**Records supplied:**
* begin *
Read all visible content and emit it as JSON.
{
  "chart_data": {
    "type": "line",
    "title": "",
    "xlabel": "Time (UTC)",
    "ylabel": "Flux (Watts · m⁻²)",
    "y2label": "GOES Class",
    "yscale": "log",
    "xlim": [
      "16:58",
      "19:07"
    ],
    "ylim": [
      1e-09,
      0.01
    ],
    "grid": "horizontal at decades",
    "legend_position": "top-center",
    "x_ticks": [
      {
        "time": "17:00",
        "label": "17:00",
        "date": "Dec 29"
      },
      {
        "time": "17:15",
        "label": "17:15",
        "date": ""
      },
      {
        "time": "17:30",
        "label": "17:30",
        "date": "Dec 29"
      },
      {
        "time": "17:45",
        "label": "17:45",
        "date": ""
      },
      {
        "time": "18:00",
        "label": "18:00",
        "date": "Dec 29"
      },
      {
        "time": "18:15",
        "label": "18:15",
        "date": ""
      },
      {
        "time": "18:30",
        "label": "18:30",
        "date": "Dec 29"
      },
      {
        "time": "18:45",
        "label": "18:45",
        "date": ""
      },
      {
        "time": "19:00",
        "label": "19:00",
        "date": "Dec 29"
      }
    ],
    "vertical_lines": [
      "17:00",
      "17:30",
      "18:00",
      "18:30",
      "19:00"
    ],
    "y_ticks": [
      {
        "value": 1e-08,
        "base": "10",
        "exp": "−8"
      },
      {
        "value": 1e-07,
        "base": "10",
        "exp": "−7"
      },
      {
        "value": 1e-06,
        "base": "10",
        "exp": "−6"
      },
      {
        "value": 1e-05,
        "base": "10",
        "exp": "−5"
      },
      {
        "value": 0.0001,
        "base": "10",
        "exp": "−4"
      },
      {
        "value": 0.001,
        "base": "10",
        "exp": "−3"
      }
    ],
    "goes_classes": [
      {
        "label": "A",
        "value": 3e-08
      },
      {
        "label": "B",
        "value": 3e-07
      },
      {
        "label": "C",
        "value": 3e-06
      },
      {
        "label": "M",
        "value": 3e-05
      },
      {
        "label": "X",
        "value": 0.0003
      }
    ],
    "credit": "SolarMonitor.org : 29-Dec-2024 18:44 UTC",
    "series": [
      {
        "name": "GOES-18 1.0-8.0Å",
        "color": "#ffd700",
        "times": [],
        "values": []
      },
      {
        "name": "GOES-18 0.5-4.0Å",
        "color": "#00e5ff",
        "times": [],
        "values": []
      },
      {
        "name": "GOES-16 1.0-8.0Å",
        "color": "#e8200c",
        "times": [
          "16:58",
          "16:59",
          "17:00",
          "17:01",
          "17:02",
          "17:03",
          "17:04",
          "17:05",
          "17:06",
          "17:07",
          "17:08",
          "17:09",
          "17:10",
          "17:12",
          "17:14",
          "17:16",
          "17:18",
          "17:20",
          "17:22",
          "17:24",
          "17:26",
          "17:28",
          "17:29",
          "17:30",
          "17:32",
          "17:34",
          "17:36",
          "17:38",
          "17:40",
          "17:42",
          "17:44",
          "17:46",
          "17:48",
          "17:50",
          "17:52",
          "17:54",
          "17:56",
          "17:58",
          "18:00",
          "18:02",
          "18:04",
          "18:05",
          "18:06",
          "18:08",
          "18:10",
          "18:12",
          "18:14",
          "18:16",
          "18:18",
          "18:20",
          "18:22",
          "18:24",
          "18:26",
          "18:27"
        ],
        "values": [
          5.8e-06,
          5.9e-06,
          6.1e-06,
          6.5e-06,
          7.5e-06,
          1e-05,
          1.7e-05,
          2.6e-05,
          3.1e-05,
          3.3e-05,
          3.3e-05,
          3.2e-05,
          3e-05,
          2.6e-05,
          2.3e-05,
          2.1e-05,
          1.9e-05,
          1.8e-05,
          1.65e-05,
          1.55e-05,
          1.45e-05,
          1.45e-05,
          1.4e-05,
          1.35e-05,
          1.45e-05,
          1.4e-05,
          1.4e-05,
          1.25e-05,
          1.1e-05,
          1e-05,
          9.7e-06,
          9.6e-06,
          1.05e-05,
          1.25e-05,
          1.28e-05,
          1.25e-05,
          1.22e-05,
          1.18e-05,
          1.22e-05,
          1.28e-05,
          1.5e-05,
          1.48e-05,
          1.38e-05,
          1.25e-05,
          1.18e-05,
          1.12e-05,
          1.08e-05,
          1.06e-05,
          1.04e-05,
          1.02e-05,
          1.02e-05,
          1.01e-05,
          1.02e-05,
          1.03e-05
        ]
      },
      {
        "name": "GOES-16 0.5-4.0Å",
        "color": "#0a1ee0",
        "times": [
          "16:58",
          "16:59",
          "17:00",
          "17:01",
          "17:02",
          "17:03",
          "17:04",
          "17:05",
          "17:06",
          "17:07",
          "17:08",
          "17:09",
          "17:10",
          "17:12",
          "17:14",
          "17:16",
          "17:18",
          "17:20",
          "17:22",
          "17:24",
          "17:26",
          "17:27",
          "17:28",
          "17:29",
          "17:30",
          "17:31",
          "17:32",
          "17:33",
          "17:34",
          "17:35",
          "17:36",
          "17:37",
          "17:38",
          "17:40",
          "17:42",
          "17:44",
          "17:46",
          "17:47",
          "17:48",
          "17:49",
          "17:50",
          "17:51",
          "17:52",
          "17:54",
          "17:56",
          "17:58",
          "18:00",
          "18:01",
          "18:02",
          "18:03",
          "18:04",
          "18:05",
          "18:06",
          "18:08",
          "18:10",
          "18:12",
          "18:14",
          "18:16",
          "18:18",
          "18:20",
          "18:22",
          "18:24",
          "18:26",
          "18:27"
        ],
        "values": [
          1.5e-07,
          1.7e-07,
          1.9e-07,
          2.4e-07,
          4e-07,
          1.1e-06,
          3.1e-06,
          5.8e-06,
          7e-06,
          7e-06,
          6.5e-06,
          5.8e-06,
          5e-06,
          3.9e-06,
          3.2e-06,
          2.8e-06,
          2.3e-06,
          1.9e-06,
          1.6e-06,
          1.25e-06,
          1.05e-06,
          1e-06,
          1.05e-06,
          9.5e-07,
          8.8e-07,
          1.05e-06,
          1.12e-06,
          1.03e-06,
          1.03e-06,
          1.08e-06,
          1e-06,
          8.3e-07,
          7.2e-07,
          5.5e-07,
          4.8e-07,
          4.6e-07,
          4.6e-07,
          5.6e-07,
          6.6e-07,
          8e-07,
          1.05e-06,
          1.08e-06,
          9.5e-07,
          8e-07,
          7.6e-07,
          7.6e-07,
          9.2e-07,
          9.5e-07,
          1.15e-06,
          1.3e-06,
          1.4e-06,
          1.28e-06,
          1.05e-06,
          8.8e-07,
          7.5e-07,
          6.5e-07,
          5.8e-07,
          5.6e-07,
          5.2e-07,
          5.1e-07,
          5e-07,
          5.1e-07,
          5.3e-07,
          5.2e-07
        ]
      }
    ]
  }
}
* end *
**What is needed:**
Print every record exactly as it was given.

**Solution for this task:**
Read all visible content and emit it as JSON.
{
  "chart_data": {
    "type": "line",
    "title": "",
    "xlabel": "Time (UTC)",
    "ylabel": "Flux (Watts · m⁻²)",
    "y2label": "GOES Class",
    "yscale": "log",
    "xlim": [
      "16:58",
      "19:07"
    ],
    "ylim": [
      1e-09,
      0.01
    ],
    "grid": "horizontal at decades",
    "legend_position": "top-center",
    "x_ticks": [
      {
        "time": "17:00",
        "label": "17:00",
        "date": "Dec 29"
      },
      {
        "time": "17:15",
        "label": "17:15",
        "date": ""
      },
      {
        "time": "17:30",
        "label": "17:30",
        "date": "Dec 29"
      },
      {
        "time": "17:45",
        "label": "17:45",
        "date": ""
      },
      {
        "time": "18:00",
        "label": "18:00",
        "date": "Dec 29"
      },
      {
        "time": "18:15",
        "label": "18:15",
        "date": ""
      },
      {
        "time": "18:30",
        "label": "18:30",
        "date": "Dec 29"
      },
      {
        "time": "18:45",
        "label": "18:45",
        "date": ""
      },
      {
        "time": "19:00",
        "label": "19:00",
        "date": "Dec 29"
      }
    ],
    "vertical_lines": [
      "17:00",
      "17:30",
      "18:00",
      "18:30",
      "19:00"
    ],
    "y_ticks": [
      {
        "value": 1e-08,
        "base": "10",
        "exp": "−8"
      },
      {
        "value": 1e-07,
        "base": "10",
        "exp": "−7"
      },
      {
        "value": 1e-06,
        "base": "10",
        "exp": "−6"
      },
      {
        "value": 1e-05,
        "base": "10",
        "exp": "−5"
      },
      {
        "value": 0.0001,
        "base": "10",
        "exp": "−4"
      },
      {
        "value": 0.001,
        "base": "10",
        "exp": "−3"
      }
    ],
    "goes_classes": [
      {
        "label": "A",
        "value": 3e-08
      },
      {
        "label": "B",
        "value": 3e-07
      },
      {
        "label": "C",
        "value": 3e-06
      },
      {
        "label": "M",
        "value": 3e-05
      },
      {
        "label": "X",
        "value": 0.0003
      }
    ],
    "credit": "SolarMonitor.org : 29-Dec-2024 18:44 UTC",
    "series": [
      {
        "name": "GOES-18 1.0-8.0Å",
        "color": "#ffd700",
        "times": [],
        "values": []
      },
      {
        "name": "GOES-18 0.5-4.0Å",
        "color": "#00e5ff",
        "times": [],
        "values": []
      },
      {
        "name": "GOES-16 1.0-8.0Å",
        "color": "#e8200c",
        "times": [
          "16:58",
          "16:59",
          "17:00",
          "17:01",
          "17:02",
          "17:03",
          "17:04",
          "17:05",
          "17:06",
          "17:07",
          "17:08",
          "17:09",
          "17:10",
          "17:12",
          "17:14",
          "17:16",
          "17:18",
          "17:20",
          "17:22",
          "17:24",
          "17:26",
          "17:28",
          "17:29",
          "17:30",
          "17:32",
          "17:34",
          "17:36",
          "17:38",
          "17:40",
          "17:42",
          "17:44",
          "17:46",
          "17:48",
          "17:50",
          "17:52",
          "17:54",
          "17:56",
          "17:58",
          "18:00",
          "18:02",
          "18:04",
          "18:05",
          "18:06",
          "18:08",
          "18:10",
          "18:12",
          "18:14",
          "18:16",
          "18:18",
          "18:20",
          "18:22",
          "18:24",
          "18:26",
          "18:27"
        ],
        "values": [
          5.8e-06,
          5.9e-06,
          6.1e-06,
          6.5e-06,
          7.5e-06,
          1e-05,
          1.7e-05,
          2.6e-05,
          3.1e-05,
          3.3e-05,
          3.3e-05,
          3.2e-05,
          3e-05,
          2.6e-05,
          2.3e-05,
          2.1e-05,
          1.9e-05,
          1.8e-05,
          1.65e-05,
          1.55e-05,
          1.45e-05,
          1.45e-05,
          1.4e-05,
          1.35e-05,
          1.45e-05,
          1.4e-05,
          1.4e-05,
          1.25e-05,
          1.1e-05,
          1e-05,
          9.7e-06,
          9.6e-06,
          1.05e-05,
          1.25e-05,
          1.28e-05,
          1.25e-05,
          1.22e-05,
          1.18e-05,
          1.22e-05,
          1.28e-05,
          1.5e-05,
          1.48e-05,
          1.38e-05,
          1.25e-05,
          1.18e-05,
          1.12e-05,
          1.08e-05,
          1.06e-05,
          1.04e-05,
          1.02e-05,
          1.02e-05,
          1.01e-05,
          1.02e-05,
          1.03e-05
        ]
      },
      {
        "name": "GOES-16 0.5-4.0Å",
        "color": "#0a1ee0",
        "times": [
          "16:58",
          "16:59",
          "17:00",
          "17:01",
          "17:02",
          "17:03",
          "17:04",
          "17:05",
          "17:06",
          "17:07",
          "17:08",
          "17:09",
          "17:10",
          "17:12",
          "17:14",
          "17:16",
          "17:18",
          "17:20",
          "17:22",
          "17:24",
          "17:26",
          "17:27",
          "17:28",
          "17:29",
          "17:30",
          "17:31",
          "17:32",
          "17:33",
          "17:34",
          "17:35",
          "17:36",
          "17:37",
          "17:38",
          "17:40",
          "17:42",
          "17:44",
          "17:46",
          "17:47",
          "17:48",
          "17:49",
          "17:50",
          "17:51",
          "17:52",
          "17:54",
          "17:56",
          "17:58",
          "18:00",
          "18:01",
          "18:02",
          "18:03",
          "18:04",
          "18:05",
          "18:06",
          "18:08",
          "18:10",
          "18:12",
          "18:14",
          "18:16",
          "18:18",
          "18:20",
          "18:22",
          "18:24",
          "18:26",
          "18:27"
        ],
        "values": [
          1.5e-07,
          1.7e-07,
          1.9e-07,
          2.4e-07,
          4e-07,
          1.1e-06,
          3.1e-06,
          5.8e-06,
          7e-06,
          7e-06,
          6.5e-06,
          5.8e-06,
          5e-06,
          3.9e-06,
          3.2e-06,
          2.8e-06,
          2.3e-06,
          1.9e-06,
          1.6e-06,
          1.25e-06,
          1.05e-06,
          1e-06,
          1.05e-06,
          9.5e-07,
          8.8e-07,
          1.05e-06,
          1.12e-06,
          1.03e-06,
          1.03e-06,
          1.08e-06,
          1e-06,
          8.3e-07,
          7.2e-07,
          5.5e-07,
          4.8e-07,
          4.6e-07,
          4.6e-07,
          5.6e-07,
          6.6e-07,
          8e-07,
          1.05e-06,
          1.08e-06,
          9.5e-07,
          8e-07,
          7.6e-07,
          7.6e-07,
          9.2e-07,
          9.5e-07,
          1.15e-06,
          1.3e-06,
          1.4e-06,
          1.28e-06,
          1.05e-06,
          8.8e-07,
          7.5e-07,
          6.5e-07,
          5.8e-07,
          5.6e-07,
          5.2e-07,
          5.1e-07,
          5e-07,
          5.1e-07,
          5.3e-07,
          5.2e-07
        ]
      }
    ]
  }
}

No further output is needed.